Move etcd - GCP High Availability

Overview

The etcd database should be on a separate disk to improve the stability of TOS Aurora and reduce latency. Moving the etcd database to a separate disk ensures that the kubernetes database has access to all the resources required to ensure an optimal TOS performance. We recommend performing this procedure after you install the operating system and before you install TOS.

This procedure is only required for data nodes running: Rocky Linux 8 or RHEL 8.

This procedure must be performed by an experienced Linux administrator with knowledge of network configuration.

Only perform this procedure if you are mounting the etcd database on an in-place high availability deployment. If you are setting up a new high availability deployment, first follow the instructions in High Availability, and then return to this procedure. With new high availability deployments, TOS Aurora should only be installed on one data node.

Preliminary Preparations

  1. Run the following command:

    lsblk | grep "/var/lib/rancher/k3s/server/db"
    lsblk | grep "/var/lib/rancher/k3s/server/db"

    If the output contains /var/lib/rancher/k3s/server/db, etcd is already on a separate disk, and you do not need to perform this procedure.

    If no output is returned, continue the procedure.

  2. Switch to the root user.

    [<ADMIN> ~]$ sudo su -
    sudo su -
  3. Install the rsync RPM.

    [<ADMIN> ~]$ dnf install rsync
    dnf install rsync
  4. Find the name of the last disk added to the VM instance.

    [<ADMIN> ~]# lsblk -ndl -o NAME
    lsblk -ndl -o NAME

    The output returns the list of disks on the VM instance. The last letter of the disk name indicates in which it was added, for example: sda, sdb, sdc.

  5. Save the name of the last disk in a separate location. You will need it later for verification purposes.

Mount The etcd Database to a Separate Disk

Shut down TOS

  1. Shut down TOS.

    [<ADMIN> ~]# tos stop
    tos stop
  2. Wait for the following message:

    Deployment has been stopped successfully
  3. Stop the k3s service.

    [<ADMIN> ~]# systemctl stop k3s.service
    systemctl stop k3s.service
  4. Disable the k3s service.

    [<ADMIN> ~]# systemctl disable k3s.service
    systemctl disable k3s.service
  5. Verify that the k3s service is stopped and disabled.

    [<ADMIN> ~]# systemctl is-active k3s.service
    systemctl is-active k3s.service

    Output should return inactive.

    [<ADMIN> ~]# systemctl is-enabled k3s.service
    systemctl is-enabled k3s.service

    Output should return disabled.

Mount The etcd Database

Repeat steps these steps for each data node.

Start TOS

  1. Start the k3s service.

    [<ADMIN> ~]# systemctl start k3s.service
    systemctl start k3s.service

    Verify that there are no errors in the command output and that the service is active (running).

───

■ **Things to do**:
1. Answer these from the etcd guide:
(a) On data nodes running which operating systems is this procedure required?
(b) After running tos stop, what message should you wait for?
(c) What output should systemctl is-enabled k3s.service return?
2. Pick up the etcd guide after its last sentence and write the next few steps.
The entries are separate material and are not part of the etcd guide.

■ **Data entries**:
───

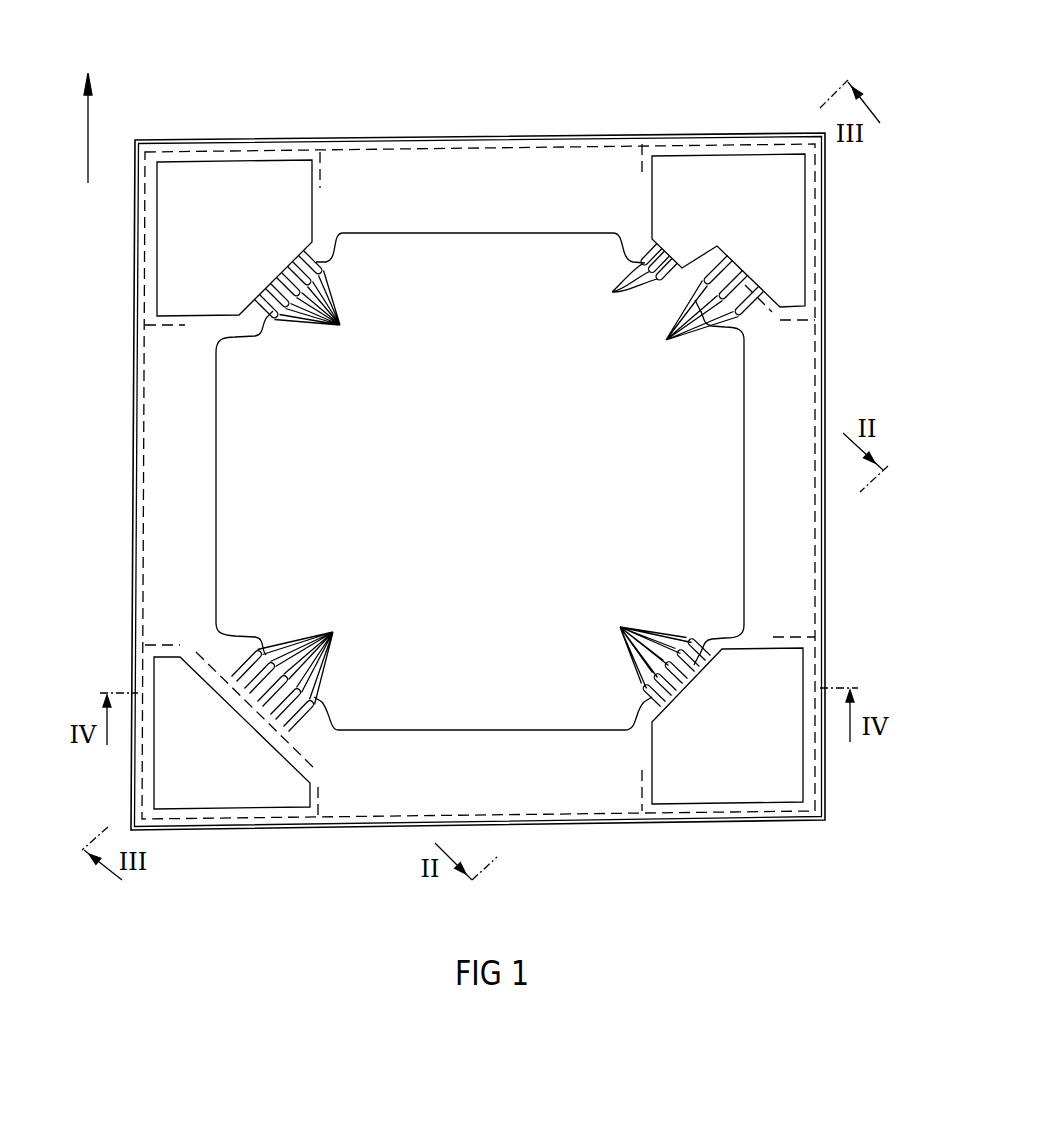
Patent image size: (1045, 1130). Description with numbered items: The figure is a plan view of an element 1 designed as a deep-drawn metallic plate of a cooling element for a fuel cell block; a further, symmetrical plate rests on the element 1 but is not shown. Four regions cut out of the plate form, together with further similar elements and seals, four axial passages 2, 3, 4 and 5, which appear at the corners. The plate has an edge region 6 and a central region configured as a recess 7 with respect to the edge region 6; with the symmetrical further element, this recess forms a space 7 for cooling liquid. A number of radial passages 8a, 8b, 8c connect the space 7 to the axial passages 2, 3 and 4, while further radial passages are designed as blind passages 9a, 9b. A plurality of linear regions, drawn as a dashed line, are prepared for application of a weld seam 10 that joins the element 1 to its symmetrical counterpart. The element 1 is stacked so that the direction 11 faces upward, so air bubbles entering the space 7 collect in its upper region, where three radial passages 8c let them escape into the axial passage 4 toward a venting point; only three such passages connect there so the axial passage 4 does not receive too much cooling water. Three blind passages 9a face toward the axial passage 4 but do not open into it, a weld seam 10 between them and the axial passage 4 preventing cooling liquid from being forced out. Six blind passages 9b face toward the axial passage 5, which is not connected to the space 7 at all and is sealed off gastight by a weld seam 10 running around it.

───

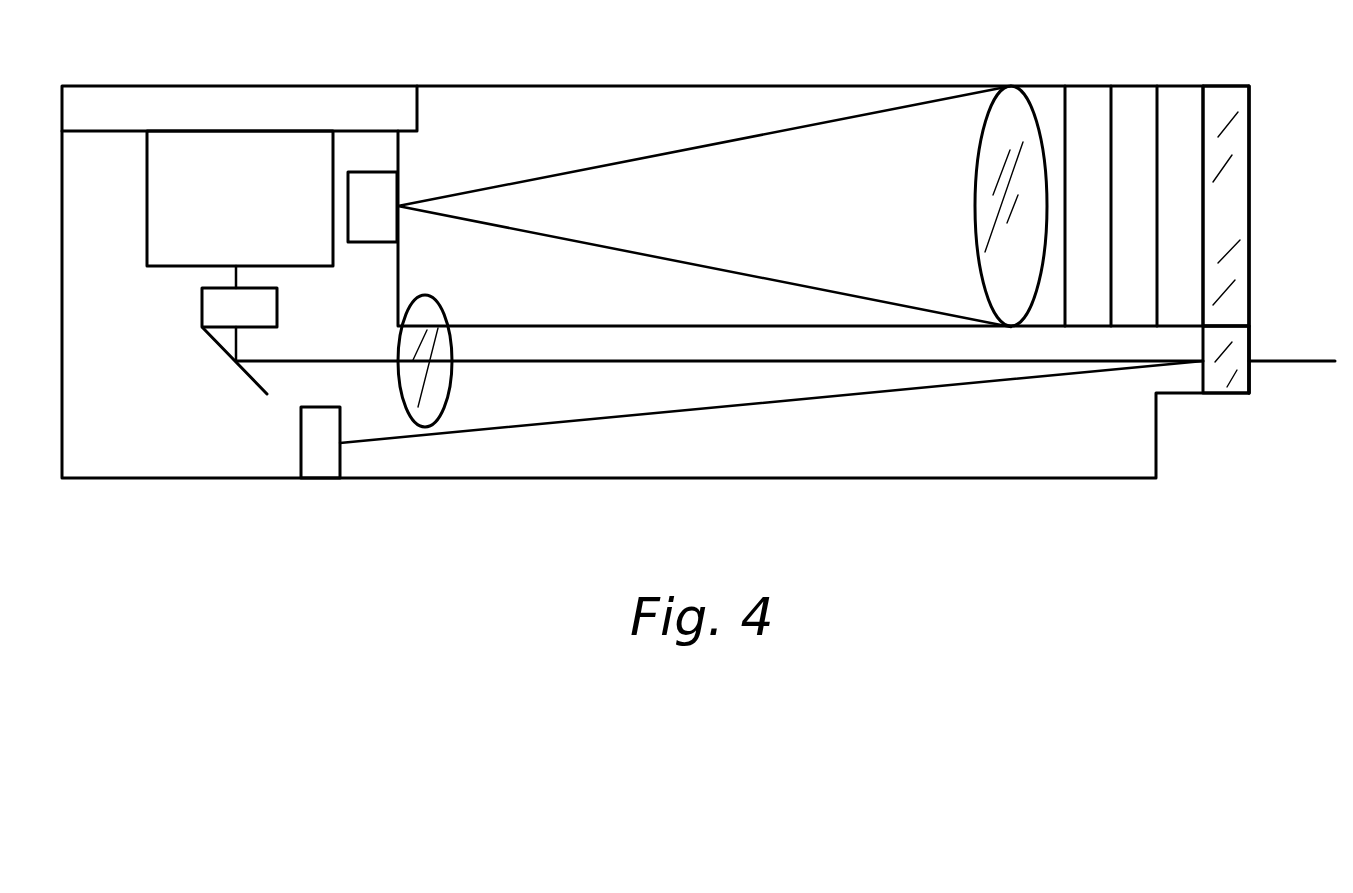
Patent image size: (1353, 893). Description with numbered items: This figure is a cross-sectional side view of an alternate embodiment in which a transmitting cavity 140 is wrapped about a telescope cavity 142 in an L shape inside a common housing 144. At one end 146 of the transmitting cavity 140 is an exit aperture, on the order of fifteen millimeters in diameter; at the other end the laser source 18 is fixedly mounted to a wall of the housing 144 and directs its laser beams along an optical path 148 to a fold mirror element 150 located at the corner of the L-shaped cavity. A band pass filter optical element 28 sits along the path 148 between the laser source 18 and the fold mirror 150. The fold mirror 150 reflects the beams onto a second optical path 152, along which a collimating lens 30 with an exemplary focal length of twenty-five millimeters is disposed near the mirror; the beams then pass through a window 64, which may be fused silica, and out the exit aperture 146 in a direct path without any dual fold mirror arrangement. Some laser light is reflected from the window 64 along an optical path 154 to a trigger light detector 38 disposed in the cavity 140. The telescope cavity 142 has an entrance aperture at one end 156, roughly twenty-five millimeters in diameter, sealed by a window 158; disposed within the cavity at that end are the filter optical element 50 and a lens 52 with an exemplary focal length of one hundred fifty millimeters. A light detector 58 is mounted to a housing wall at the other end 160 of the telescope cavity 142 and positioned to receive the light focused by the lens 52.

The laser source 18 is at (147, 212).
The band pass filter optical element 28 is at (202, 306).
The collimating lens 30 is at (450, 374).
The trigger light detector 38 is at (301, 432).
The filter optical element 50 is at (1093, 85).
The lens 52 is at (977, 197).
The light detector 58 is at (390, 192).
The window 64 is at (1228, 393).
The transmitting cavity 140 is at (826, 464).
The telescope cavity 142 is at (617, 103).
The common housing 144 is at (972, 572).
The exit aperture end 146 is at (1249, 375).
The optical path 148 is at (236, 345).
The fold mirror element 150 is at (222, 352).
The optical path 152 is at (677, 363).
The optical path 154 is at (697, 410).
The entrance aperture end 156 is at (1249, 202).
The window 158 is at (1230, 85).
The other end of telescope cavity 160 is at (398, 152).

───

■ **Responses to the tasks**:
1.
(a) Rocky Linux 8 or RHEL 8.
(b) Deployment has been stopped successfully
(c) disabled

2.
  2. Enable the k3s service.

    [<ADMIN> ~]# systemctl enable k3s.service
    systemctl enable k3s.service
  3. Verify that the k3s service is enabled.

    [<ADMIN> ~]# systemctl is-enabled k3s.service
    systemctl is-enabled k3s.service
  4. The output should return enabled.

  5. Primary data node only. Start TOS.

    [<ADMIN> ~]# tos start
    tos start

Check the Cluster Status

  1. On the primary data node, check the TOS status.

    [<ADMIN> ~]$ sudo tos status
    sudo tos status
  2. In the output, check if the System Status is Ok and all the items listed under Components appear as ok. If this is not the case, contact Tufin Support.

  3. Example output:

    [<ADMIN> ~]$ tos status         
    [Mar 28 13:42:09]  INFO Checking cluster health status           
    TOS Aurora
    Tos Version: 24.2 (PRC1.1.0)
    
    System Status: "Ok"
                
    Cluster Status:
       Status: "Ok"
       Mode: "High Availability"
    
    Nodes
      Nodes:
      - ["node1"]
        Type: "Primary"
        Status: "Ok"
        Disk usage:
        - ["/opt"]
          Status: "Ok"
          Usage: 32%
      - ["node3"]
        Type: "Ha Data Node"
        Status: "Ok"
        Disk usage:
        - ["/opt"]
          Status: "Ok"
          Usage: 11%
      - ["node2"]
        Type: "Ha Data Node"
        Status: "Ok"
        Disk usage:
        - ["/opt"]
          Status: "Ok"
          Usage: 11%
    
    registry
      Expiration ETA: 819 days
      Status: "Ok"
    
    Infra
    Databases:
    - ["cassandra"]
      Status: "Ok"
    - ["kafka"]
      Status: "Ok"
    - ["mongodb"]
      Status: "Ok"
    - ["mongodb_sc"]
      Status: "Ok"
    - ["ongDb"]
      Status: "Ok"
    - ["postgres"]
      Status: "Ok"
    - [postgres_sc"]
      Status: "Ok"
    
    Application
    Application Services Status OK
    Running services 54/54
    
      Backup Storage:
      Location: "Local
    s3:http://minio.default.svc:9000/velerok8s/restic/default "
      Status: "Ok"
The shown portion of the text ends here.